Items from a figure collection
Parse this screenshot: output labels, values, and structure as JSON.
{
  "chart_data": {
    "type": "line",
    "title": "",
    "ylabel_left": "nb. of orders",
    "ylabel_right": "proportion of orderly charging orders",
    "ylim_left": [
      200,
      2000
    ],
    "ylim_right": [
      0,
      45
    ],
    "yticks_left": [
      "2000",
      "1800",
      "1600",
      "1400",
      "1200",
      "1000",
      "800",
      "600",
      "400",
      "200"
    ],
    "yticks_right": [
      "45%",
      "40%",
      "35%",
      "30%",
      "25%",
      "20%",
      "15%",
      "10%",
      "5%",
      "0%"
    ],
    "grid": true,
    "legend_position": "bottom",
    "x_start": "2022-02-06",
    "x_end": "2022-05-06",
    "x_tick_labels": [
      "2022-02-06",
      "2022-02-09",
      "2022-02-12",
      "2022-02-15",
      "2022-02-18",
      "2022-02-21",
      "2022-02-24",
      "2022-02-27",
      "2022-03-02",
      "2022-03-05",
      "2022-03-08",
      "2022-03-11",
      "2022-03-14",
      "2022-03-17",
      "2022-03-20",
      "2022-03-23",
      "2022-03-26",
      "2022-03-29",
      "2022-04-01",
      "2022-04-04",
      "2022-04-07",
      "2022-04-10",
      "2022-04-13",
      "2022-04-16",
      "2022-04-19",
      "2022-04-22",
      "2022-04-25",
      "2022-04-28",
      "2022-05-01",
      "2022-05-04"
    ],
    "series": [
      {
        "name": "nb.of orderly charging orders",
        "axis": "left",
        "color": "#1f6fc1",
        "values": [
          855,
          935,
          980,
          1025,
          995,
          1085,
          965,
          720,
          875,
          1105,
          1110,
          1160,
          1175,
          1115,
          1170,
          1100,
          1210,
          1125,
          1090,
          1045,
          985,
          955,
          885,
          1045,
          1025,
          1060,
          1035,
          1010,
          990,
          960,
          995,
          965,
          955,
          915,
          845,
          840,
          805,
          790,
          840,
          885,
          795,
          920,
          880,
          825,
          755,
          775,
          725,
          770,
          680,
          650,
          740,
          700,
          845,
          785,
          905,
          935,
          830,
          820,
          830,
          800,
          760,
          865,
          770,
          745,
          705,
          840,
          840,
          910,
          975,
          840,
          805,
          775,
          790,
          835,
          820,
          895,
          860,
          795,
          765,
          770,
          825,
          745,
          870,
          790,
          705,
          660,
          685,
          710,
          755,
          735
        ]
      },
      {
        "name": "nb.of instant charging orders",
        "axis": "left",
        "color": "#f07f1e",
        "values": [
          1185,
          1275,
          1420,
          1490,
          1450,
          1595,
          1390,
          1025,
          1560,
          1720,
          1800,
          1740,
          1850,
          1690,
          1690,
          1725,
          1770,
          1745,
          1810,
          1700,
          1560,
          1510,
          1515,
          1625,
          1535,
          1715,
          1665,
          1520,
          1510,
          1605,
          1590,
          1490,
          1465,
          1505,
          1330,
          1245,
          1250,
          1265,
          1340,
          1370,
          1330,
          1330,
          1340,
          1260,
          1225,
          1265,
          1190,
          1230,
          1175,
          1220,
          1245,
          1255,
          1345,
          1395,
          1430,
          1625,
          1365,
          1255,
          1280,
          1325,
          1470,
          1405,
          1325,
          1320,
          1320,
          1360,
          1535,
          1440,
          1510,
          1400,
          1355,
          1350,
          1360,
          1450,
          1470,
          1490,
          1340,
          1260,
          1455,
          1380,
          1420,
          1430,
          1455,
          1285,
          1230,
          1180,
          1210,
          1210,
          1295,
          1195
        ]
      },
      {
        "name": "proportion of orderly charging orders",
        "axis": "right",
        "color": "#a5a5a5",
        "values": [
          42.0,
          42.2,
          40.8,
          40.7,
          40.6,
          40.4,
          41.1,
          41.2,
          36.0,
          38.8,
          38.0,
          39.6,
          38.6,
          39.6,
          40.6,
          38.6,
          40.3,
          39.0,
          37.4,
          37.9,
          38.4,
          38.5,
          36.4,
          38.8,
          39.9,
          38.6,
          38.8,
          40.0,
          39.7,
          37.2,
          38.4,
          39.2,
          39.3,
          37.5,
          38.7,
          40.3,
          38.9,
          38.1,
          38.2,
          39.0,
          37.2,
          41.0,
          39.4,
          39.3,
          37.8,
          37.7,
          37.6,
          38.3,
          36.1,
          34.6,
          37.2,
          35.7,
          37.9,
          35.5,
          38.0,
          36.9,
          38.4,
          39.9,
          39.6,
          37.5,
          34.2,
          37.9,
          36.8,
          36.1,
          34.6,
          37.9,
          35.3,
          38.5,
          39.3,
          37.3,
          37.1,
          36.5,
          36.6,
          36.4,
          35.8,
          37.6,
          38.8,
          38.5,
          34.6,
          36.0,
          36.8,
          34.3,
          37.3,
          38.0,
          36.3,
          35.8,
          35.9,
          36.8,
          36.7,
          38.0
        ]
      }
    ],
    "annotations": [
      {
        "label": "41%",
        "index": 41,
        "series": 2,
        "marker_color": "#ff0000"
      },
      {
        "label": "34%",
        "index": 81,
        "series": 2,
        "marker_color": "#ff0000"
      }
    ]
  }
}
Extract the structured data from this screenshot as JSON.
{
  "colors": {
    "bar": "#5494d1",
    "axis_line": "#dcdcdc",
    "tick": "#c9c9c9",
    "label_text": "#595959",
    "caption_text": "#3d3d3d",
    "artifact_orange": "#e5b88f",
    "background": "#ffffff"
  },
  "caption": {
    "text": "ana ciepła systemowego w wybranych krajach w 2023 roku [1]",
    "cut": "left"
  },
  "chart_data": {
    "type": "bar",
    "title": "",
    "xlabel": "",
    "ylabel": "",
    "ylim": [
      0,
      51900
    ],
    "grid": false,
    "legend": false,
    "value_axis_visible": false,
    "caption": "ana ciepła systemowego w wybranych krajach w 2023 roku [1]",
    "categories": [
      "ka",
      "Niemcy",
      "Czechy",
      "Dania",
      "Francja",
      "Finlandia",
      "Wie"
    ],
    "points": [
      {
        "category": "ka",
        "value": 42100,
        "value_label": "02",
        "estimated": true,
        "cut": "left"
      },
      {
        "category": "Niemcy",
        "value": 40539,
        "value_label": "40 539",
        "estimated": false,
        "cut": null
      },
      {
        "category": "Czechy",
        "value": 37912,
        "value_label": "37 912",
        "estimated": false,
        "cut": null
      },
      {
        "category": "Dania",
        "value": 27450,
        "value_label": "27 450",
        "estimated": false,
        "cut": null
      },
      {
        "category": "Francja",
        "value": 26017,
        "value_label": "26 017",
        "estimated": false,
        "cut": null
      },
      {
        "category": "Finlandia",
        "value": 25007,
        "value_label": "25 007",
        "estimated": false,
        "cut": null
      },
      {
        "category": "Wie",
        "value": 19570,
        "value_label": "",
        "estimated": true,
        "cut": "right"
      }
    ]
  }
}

**GIVEN PROBLEM**. Report each line in the preceding entries that holds the string "orderly".

**TASK ANSWER**.
    "ylabel_right": "proportion of orderly charging orders",
        "name": "nb.of orderly charging orders",
        "name": "proportion of orderly charging orders",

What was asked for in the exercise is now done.